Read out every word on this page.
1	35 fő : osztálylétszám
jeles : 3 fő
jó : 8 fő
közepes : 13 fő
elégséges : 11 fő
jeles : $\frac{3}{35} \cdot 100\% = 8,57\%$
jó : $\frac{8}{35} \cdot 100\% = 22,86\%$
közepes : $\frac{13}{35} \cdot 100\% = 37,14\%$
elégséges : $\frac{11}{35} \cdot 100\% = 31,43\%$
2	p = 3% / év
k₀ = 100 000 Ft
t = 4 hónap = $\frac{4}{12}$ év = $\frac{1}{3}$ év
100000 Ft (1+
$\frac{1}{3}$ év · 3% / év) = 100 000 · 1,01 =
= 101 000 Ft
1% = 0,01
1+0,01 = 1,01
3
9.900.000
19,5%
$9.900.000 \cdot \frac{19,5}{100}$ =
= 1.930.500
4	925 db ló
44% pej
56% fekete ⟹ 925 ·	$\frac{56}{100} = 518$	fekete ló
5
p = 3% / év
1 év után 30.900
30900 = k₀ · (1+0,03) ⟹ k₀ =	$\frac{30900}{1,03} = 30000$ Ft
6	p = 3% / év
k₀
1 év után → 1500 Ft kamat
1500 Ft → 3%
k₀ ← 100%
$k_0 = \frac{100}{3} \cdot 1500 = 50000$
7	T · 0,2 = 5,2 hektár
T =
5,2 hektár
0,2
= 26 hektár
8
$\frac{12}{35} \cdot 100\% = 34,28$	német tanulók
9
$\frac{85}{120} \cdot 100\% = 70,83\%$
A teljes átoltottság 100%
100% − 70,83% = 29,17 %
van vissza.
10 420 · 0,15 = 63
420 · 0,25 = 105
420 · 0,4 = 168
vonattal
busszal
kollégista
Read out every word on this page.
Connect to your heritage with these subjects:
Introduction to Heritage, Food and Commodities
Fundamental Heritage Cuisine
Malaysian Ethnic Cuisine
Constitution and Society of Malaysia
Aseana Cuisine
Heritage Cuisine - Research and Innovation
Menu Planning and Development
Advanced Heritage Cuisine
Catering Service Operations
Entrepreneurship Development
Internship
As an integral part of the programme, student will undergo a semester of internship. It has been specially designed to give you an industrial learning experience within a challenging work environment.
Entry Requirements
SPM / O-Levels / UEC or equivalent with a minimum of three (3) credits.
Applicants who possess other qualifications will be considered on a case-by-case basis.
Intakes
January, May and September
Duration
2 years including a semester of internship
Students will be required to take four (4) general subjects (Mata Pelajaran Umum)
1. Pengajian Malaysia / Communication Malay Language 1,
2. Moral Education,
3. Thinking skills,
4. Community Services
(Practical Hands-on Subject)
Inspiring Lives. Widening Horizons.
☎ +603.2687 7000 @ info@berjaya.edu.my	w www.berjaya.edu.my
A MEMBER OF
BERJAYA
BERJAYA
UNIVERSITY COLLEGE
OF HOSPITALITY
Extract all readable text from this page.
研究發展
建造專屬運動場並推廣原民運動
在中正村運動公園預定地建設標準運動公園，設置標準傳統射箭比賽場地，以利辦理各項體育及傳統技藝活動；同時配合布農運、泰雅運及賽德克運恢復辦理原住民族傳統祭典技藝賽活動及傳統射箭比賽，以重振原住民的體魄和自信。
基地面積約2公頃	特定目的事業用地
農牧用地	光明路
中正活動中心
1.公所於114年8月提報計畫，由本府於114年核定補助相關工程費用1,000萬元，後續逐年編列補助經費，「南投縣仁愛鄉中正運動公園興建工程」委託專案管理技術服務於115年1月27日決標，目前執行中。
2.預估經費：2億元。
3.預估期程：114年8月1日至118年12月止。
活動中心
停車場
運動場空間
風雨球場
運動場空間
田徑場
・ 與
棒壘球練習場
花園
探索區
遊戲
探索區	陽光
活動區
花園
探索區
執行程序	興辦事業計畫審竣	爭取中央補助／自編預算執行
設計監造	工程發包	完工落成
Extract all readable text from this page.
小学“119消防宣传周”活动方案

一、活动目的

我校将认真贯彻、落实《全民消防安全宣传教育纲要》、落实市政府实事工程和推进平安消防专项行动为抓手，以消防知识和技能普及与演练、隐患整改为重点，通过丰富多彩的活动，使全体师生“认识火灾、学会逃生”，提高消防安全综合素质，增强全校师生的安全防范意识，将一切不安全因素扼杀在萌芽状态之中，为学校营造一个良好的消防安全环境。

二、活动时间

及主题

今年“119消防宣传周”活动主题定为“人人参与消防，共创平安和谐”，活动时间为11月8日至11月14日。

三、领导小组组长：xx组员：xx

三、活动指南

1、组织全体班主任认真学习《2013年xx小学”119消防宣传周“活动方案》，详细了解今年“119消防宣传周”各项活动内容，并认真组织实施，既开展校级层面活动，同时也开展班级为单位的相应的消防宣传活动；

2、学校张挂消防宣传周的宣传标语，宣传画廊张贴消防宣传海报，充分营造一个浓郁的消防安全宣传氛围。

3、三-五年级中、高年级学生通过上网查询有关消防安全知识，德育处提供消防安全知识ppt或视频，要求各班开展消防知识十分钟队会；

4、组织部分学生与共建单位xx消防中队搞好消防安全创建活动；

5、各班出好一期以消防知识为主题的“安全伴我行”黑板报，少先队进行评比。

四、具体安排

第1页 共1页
-.-.-
- _What is being asked_: Reproduce every record above exactly as it appears.

- _Response_:
Read out every word on this page.
1	35 fő : osztálylétszám
jeles : 3 fő
jó : 8 fő
közepes : 13 fő
elégséges : 11 fő
jeles : $\frac{3}{35} \cdot 100\% = 8,57\%$
jó : $\frac{8}{35} \cdot 100\% = 22,86\%$
közepes : $\frac{13}{35} \cdot 100\% = 37,14\%$
elégséges : $\frac{11}{35} \cdot 100\% = 31,43\%$
2	p = 3% / év
k₀ = 100 000 Ft
t = 4 hónap = $\frac{4}{12}$ év = $\frac{1}{3}$ év
100000 Ft (1+
$\frac{1}{3}$ év · 3% / év) = 100 000 · 1,01 =
= 101 000 Ft
1% = 0,01
1+0,01 = 1,01
3
9.900.000
19,5%
$9.900.000 \cdot \frac{19,5}{100}$ =
= 1.930.500
4	925 db ló
44% pej
56% fekete ⟹ 925 ·	$\frac{56}{100} = 518$	fekete ló
5
p = 3% / év
1 év után 30.900
30900 = k₀ · (1+0,03) ⟹ k₀ =	$\frac{30900}{1,03} = 30000$ Ft
6	p = 3% / év
k₀
1 év után → 1500 Ft kamat
1500 Ft → 3%
k₀ ← 100%
$k_0 = \frac{100}{3} \cdot 1500 = 50000$
7	T · 0,2 = 5,2 hektár
T =
5,2 hektár
0,2
= 26 hektár
8
$\frac{12}{35} \cdot 100\% = 34,28$	német tanulók
9
$\frac{85}{120} \cdot 100\% = 70,83\%$
A teljes átoltottság 100%
100% − 70,83% = 29,17 %
van vissza.
10 420 · 0,15 = 63
420 · 0,25 = 105
420 · 0,4 = 168
vonattal
busszal
kollégista
Read out every word on this page.
Connect to your heritage with these subjects:
Introduction to Heritage, Food and Commodities
Fundamental Heritage Cuisine
Malaysian Ethnic Cuisine
Constitution and Society of Malaysia
Aseana Cuisine
Heritage Cuisine - Research and Innovation
Menu Planning and Development
Advanced Heritage Cuisine
Catering Service Operations
Entrepreneurship Development
Internship
As an integral part of the programme, student will undergo a semester of internship. It has been specially designed to give you an industrial learning experience within a challenging work environment.
Entry Requirements
SPM / O-Levels / UEC or equivalent with a minimum of three (3) credits.
Applicants who possess other qualifications will be considered on a case-by-case basis.
Intakes
January, May and September
Duration
2 years including a semester of internship
Students will be required to take four (4) general subjects (Mata Pelajaran Umum)
1. Pengajian Malaysia / Communication Malay Language 1,
2. Moral Education,
3. Thinking skills,
4. Community Services
(Practical Hands-on Subject)
Inspiring Lives. Widening Horizons.
☎ +603.2687 7000 @ info@berjaya.edu.my	w www.berjaya.edu.my
A MEMBER OF
BERJAYA
BERJAYA
UNIVERSITY COLLEGE
OF HOSPITALITY
Extract all readable text from this page.
研究發展
建造專屬運動場並推廣原民運動
在中正村運動公園預定地建設標準運動公園，設置標準傳統射箭比賽場地，以利辦理各項體育及傳統技藝活動；同時配合布農運、泰雅運及賽德克運恢復辦理原住民族傳統祭典技藝賽活動及傳統射箭比賽，以重振原住民的體魄和自信。
基地面積約2公頃	特定目的事業用地
農牧用地	光明路
中正活動中心
1.公所於114年8月提報計畫，由本府於114年核定補助相關工程費用1,000萬元，後續逐年編列補助經費，「南投縣仁愛鄉中正運動公園興建工程」委託專案管理技術服務於115年1月27日決標，目前執行中。
2.預估經費：2億元。
3.預估期程：114年8月1日至118年12月止。
活動中心
停車場
運動場空間
風雨球場
運動場空間
田徑場
・ 與
棒壘球練習場
花園
探索區
遊戲
探索區	陽光
活動區
花園
探索區
執行程序	興辦事業計畫審竣	爭取中央補助／自編預算執行
設計監造	工程發包	完工落成
Extract all readable text from this page.
小学“119消防宣传周”活动方案

一、活动目的

我校将认真贯彻、落实《全民消防安全宣传教育纲要》、落实市政府实事工程和推进平安消防专项行动为抓手，以消防知识和技能普及与演练、隐患整改为重点，通过丰富多彩的活动，使全体师生“认识火灾、学会逃生”，提高消防安全综合素质，增强全校师生的安全防范意识，将一切不安全因素扼杀在萌芽状态之中，为学校营造一个良好的消防安全环境。

二、活动时间

及主题

今年“119消防宣传周”活动主题定为“人人参与消防，共创平安和谐”，活动时间为11月8日至11月14日。

三、领导小组组长：xx组员：xx

三、活动指南

1、组织全体班主任认真学习《2013年xx小学”119消防宣传周“活动方案》，详细了解今年“119消防宣传周”各项活动内容，并认真组织实施，既开展校级层面活动，同时也开展班级为单位的相应的消防宣传活动；

2、学校张挂消防宣传周的宣传标语，宣传画廊张贴消防宣传海报，充分营造一个浓郁的消防安全宣传氛围。

3、三-五年级中、高年级学生通过上网查询有关消防安全知识，德育处提供消防安全知识ppt或视频，要求各班开展消防知识十分钟队会；

4、组织部分学生与共建单位xx消防中队搞好消防安全创建活动；

5、各班出好一期以消防知识为主题的“安全伴我行”黑板报，少先队进行评比。

四、具体安排

第1页 共1页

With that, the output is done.